_What is being asked_.
Return the entries verbatim and drop every picture.

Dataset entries

* * * * *

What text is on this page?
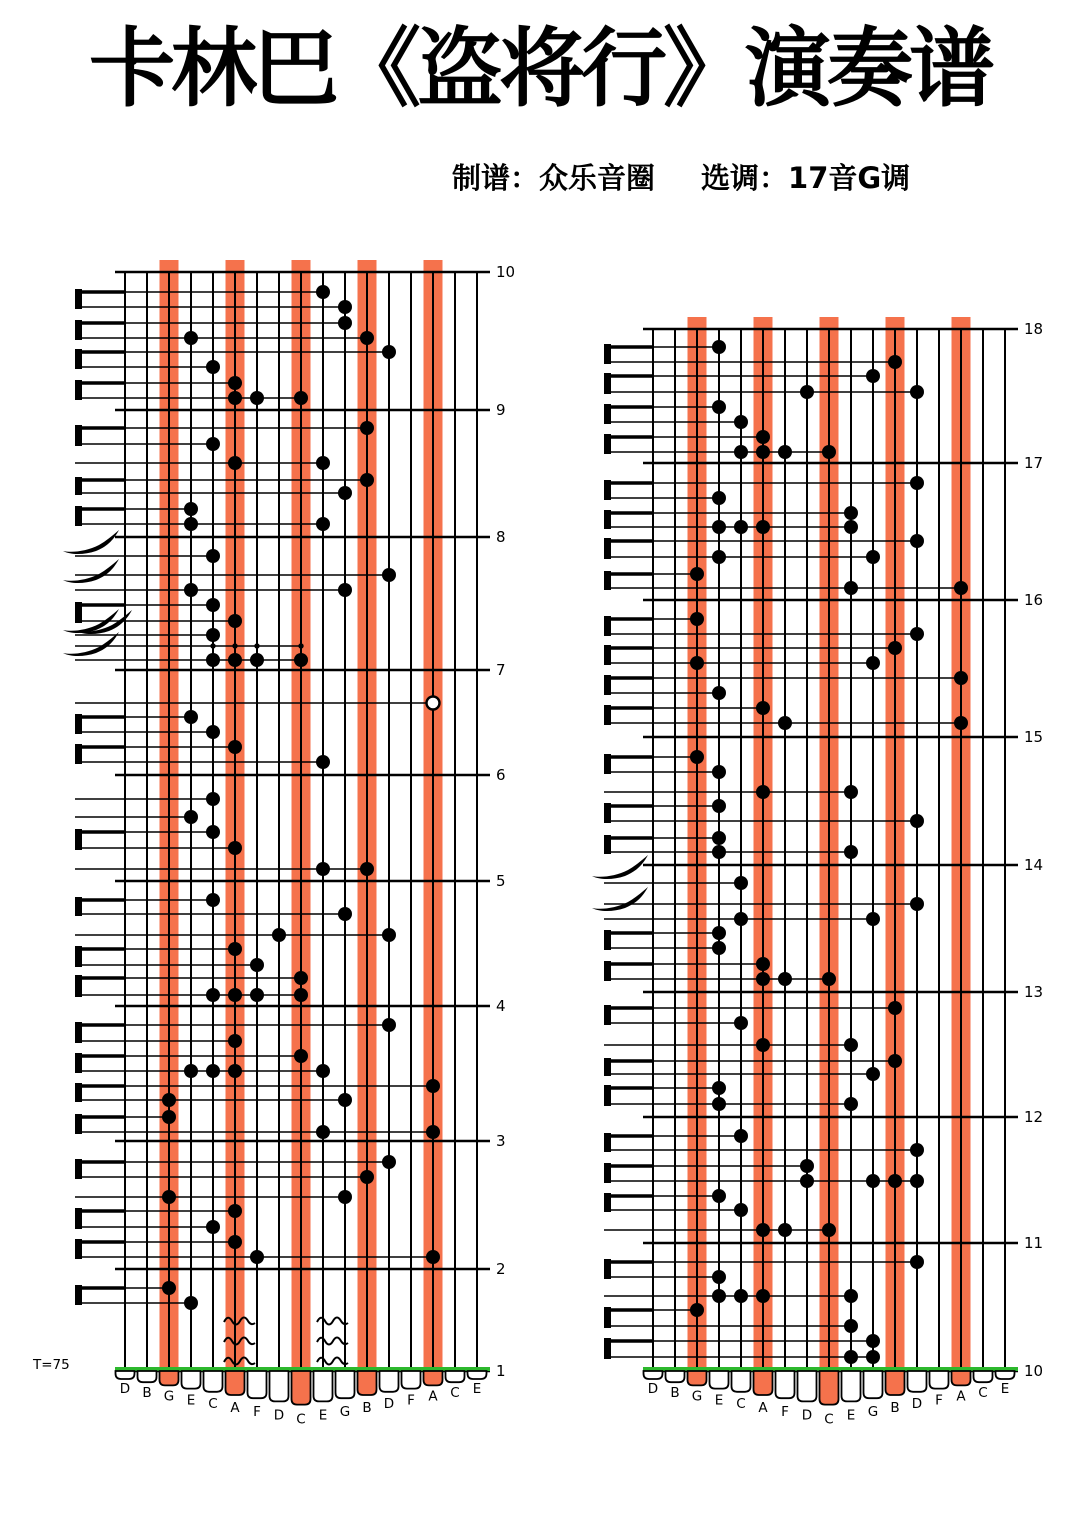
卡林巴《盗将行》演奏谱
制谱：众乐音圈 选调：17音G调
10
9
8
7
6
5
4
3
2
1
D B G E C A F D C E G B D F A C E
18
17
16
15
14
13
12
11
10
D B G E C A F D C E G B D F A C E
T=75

* * * * *

_Solution to this task_.
What text is on this page?
卡林巴《盗将行》演奏谱
制谱：众乐音圈 选调：17音G调
10
9
8
7
6
5
4
3
2
1
D B G E C A F D C E G B D F A C E
18
17
16
15
14
13
12
11
10
D B G E C A F D C E G B D F A C E
T=75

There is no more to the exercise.